## Problem details:
Word for word, print each line of the listing below; pictures stay out.

## Excerpt from a dataset:
---
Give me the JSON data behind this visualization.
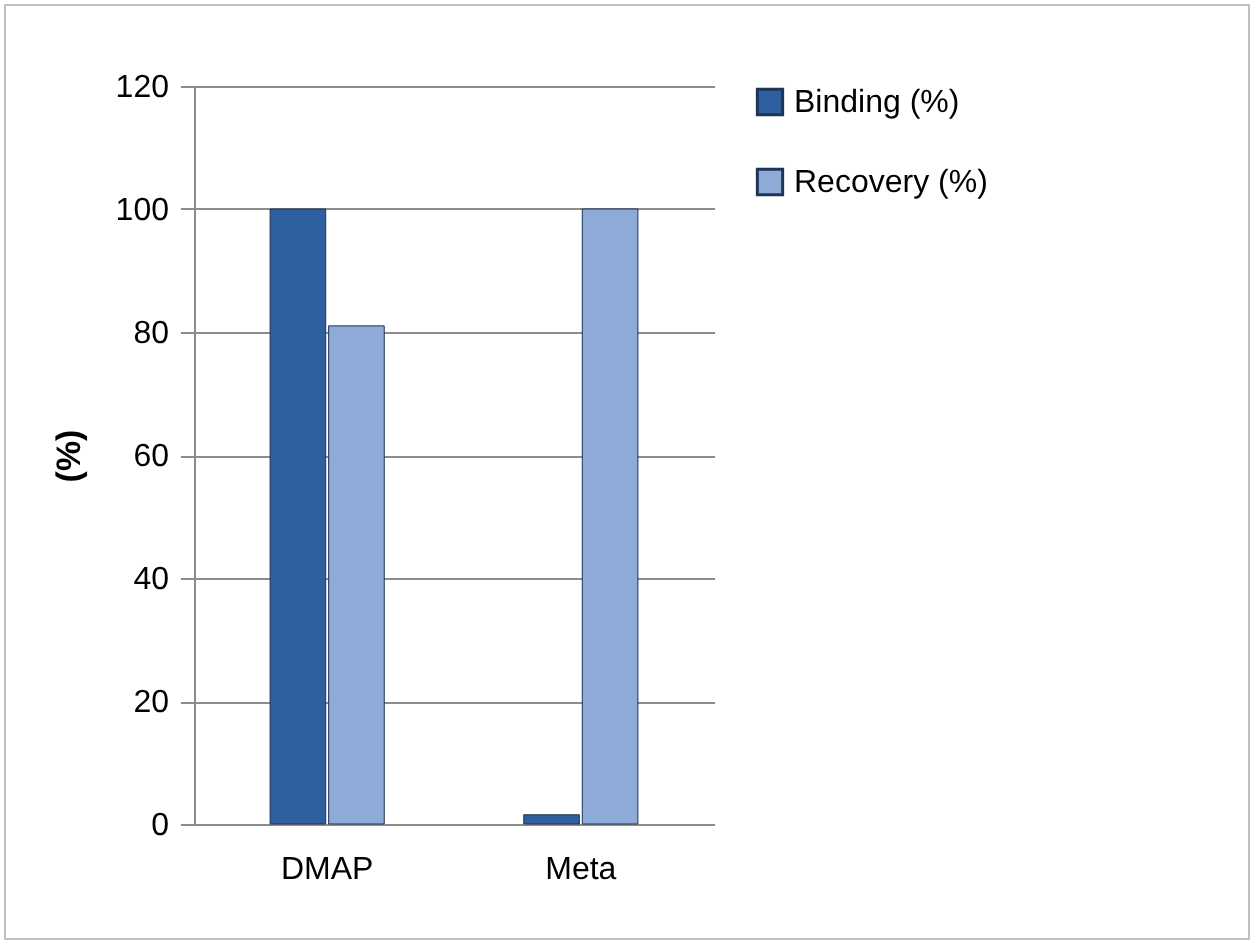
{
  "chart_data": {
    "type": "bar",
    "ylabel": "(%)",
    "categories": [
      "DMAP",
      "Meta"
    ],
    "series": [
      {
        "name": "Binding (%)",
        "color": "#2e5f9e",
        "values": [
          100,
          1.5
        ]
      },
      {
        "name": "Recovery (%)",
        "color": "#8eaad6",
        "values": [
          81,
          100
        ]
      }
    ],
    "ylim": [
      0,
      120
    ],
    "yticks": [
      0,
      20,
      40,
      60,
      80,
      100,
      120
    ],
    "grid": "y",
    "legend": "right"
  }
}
---
## Answer below:
Give me the JSON data behind this visualization.
{
  "chart_data": {
    "type": "bar",
    "ylabel": "(%)",
    "categories": [
      "DMAP",
      "Meta"
    ],
    "series": [
      {
        "name": "Binding (%)",
        "color": "#2e5f9e",
        "values": [
          100,
          1.5
        ]
      },
      {
        "name": "Recovery (%)",
        "color": "#8eaad6",
        "values": [
          81,
          100
        ]
      }
    ],
    "ylim": [
      0,
      120
    ],
    "yticks": [
      0,
      20,
      40,
      60,
      80,
      100,
      120
    ],
    "grid": "y",
    "legend": "right"
  }
}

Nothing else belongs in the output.